## Start EXCERPT TO READ
# Anybody try the Elgato EyeTV Hybrid US for Mac?



## joeeye (Apr 5, 2005)

I want to get one of these Elgato EyeTV Hybrid US for Mac so I can record TV shows off my TV cable line service.

I'm wondering how it worked for you and for the people who have one that tried it? or even if you know of people who have it?


----------



## sinclair_tm (Mar 11, 2005)

i have one (it was free!) as well as the eye250. as of right now, i use the 250 more than the hybrid because the 250 has a hardware encoder, meaning the 250 is doing the video conversion, and i have a 1.4ghz g4 that the hybrid can bog down. that and the hybrid doesn't support hd recording on g4s. but with you having an intel based mac laptop (if i remember correctly) the hybrid would be the way to go, as it is small, and doesn't need a power supply.
now i use mine with free over the air broadcast tv, so i screw the attenna in one end, and plug it into my mac. and with the eyetv software, its a piece of cake to use. i set it up to record tv shows, and it turns my mac on and records the show. then i have it export the show to imovie hd, and i edit out the ads, and add dvd chapters then export it to idvd and create menus and then burn it to dvd. but just a couple warnings, make sure that imovie is closed when you have eyetv export a recording to imovie. for some reason, if imovie is open, eyetv can not finish the export correctly. second, this can use hard drive space fast! with the 250, none hdtv, set at the highest quality setting, 1hour takes up 3gig. then exported to imovie hd it now is 12gig. then the idvd file will be about 4gig. so for a show inprocess for me, i lose about 20gig per hour of video. so make sure you have lots of free space, or a large and fast extrenal drive. by over all, i love the hardware and software that i've used from elgato, and reccommend it to any one who asks.


----------



## joeeye (Apr 5, 2005)

Thank you so much for that great info! 

You have a good memory, yes I bought a new Mac Intel 17 inch notebook not long ago for this very reason.
## End EXCERPT TO READ
JOBS:
1. According to the EyeTV forum thread, how much hard drive space does one hour of video recorded with the 250 at its highest non-HDTV quality setting take up?
2. Pick up the EyeTV forum thread after its final sentence and continue it.
The listing is not needed for any of this work.
## Start MATERIAL SHOWN
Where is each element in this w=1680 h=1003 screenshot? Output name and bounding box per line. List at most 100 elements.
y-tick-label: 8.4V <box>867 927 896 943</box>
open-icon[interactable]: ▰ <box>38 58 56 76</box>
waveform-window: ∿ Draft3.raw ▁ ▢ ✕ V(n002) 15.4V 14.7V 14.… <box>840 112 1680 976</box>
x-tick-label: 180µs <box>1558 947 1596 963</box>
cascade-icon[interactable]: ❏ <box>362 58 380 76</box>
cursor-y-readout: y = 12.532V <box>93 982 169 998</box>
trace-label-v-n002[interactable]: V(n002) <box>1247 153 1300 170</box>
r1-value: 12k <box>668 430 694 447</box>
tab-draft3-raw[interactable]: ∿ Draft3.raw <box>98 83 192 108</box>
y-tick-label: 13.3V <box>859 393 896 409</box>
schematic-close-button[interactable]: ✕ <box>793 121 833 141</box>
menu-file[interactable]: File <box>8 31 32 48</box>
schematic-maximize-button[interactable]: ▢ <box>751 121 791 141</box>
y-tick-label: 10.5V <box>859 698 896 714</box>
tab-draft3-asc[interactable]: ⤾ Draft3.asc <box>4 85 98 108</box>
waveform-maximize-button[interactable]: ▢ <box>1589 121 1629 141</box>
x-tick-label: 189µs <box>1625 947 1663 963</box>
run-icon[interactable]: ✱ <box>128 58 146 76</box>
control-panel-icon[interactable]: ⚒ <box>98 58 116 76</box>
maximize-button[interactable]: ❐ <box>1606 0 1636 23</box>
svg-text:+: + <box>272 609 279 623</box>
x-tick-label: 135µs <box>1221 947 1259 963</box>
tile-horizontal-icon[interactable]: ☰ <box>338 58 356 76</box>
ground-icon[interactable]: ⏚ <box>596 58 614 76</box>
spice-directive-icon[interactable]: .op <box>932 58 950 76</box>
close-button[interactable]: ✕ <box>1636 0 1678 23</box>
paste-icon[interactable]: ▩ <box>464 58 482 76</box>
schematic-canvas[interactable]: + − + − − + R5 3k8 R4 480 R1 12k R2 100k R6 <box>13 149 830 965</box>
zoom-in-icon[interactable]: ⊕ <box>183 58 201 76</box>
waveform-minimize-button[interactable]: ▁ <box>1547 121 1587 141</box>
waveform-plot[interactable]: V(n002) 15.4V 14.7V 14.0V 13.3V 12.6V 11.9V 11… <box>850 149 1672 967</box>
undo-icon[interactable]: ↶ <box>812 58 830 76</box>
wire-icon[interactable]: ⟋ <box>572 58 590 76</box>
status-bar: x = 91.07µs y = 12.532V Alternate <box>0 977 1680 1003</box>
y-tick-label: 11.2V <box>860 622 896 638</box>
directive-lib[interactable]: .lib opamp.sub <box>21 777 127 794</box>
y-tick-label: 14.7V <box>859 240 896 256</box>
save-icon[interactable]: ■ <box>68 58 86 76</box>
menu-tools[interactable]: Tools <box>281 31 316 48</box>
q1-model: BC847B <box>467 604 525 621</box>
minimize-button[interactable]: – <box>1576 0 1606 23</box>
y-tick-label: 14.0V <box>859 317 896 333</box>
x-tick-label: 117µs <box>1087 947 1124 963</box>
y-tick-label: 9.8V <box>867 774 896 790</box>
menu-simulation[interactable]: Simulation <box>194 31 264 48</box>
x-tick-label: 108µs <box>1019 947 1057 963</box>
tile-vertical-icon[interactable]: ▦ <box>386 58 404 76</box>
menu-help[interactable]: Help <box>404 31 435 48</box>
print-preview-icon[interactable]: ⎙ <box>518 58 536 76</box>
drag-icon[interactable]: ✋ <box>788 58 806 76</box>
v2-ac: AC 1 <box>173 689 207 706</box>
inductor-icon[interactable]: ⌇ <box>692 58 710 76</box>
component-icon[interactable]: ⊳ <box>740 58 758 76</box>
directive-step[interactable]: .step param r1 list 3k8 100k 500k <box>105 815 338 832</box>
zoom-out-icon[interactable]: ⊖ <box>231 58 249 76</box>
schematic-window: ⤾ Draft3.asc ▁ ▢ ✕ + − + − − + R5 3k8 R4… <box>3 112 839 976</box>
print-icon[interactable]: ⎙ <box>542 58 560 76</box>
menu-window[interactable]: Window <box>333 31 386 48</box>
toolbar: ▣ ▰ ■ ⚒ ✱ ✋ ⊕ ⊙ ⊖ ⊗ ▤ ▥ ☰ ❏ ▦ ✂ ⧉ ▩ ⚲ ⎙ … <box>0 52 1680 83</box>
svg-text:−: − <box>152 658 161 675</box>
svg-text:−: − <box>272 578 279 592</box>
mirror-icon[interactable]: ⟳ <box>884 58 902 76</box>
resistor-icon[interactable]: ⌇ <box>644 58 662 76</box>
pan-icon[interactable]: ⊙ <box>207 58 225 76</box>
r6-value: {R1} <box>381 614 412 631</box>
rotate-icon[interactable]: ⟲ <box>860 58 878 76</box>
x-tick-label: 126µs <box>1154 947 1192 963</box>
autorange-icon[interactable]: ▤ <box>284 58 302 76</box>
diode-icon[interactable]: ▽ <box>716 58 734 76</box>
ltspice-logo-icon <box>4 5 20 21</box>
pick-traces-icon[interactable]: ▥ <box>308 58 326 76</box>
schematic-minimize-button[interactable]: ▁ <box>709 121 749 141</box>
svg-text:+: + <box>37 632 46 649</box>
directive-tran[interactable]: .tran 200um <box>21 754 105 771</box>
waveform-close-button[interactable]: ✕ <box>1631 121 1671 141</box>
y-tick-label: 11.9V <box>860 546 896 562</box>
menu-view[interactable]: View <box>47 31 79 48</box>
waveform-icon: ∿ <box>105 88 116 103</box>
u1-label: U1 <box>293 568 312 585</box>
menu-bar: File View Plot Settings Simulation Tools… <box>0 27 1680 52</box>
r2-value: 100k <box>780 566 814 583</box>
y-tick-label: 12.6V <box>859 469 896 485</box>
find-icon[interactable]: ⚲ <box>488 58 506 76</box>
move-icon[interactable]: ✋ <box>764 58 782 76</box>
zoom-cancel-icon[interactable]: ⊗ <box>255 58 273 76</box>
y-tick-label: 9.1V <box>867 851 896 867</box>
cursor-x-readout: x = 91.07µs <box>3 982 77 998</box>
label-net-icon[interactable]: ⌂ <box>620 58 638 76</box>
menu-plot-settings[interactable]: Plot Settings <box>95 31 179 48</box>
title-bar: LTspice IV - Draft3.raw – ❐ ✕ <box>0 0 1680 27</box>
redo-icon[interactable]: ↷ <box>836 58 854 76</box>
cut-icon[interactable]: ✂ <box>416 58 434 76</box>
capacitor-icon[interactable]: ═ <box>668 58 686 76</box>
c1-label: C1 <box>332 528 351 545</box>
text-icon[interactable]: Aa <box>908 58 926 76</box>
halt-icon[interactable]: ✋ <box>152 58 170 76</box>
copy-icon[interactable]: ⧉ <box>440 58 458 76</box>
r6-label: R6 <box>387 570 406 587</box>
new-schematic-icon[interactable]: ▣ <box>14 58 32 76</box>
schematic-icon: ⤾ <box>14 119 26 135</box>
## End MATERIAL SHOWN
ANSWERS BY TASK:
1. 3 gig.

2.
I was reading I can use the remote control with the eyeTV.

My Hard Drive says 111.47 capacity, with 19,35 used and 92.12 available. 

So I guess I'll have to burn what movies & shows I like to disc, because from what you say that I'd burn about 20gig per hour, so I'd only have something like 4 hours of shows & movies stored on the HDD, I believe that would leave me with about 12 gig left for the computer to operate with.

I remember back in the day my Windows PC would stop me from loading anything onto it when I'd have 50MHz left free of a 500MHz HDD. I wonder if that type of safety program is still in todays computers?

Again thank you!!!


----------



## sinclair_tm (Mar 11, 2005)

you mean 50mb. mhz is speed. but yes, an app of that type would be nice, but i can't say that i've seen any.


----------



## joeeye (Apr 5, 2005)

Yes I meant mb, I'm too tired to be on the PC sometimes.

I remember very well back in the day when Windows 3.1 was the only exciting OS use I'd get a warning there was not enough room on the HDD to proceed using Windows, I had to delete what ever it was that used up the space on the HDD that triggered that warning.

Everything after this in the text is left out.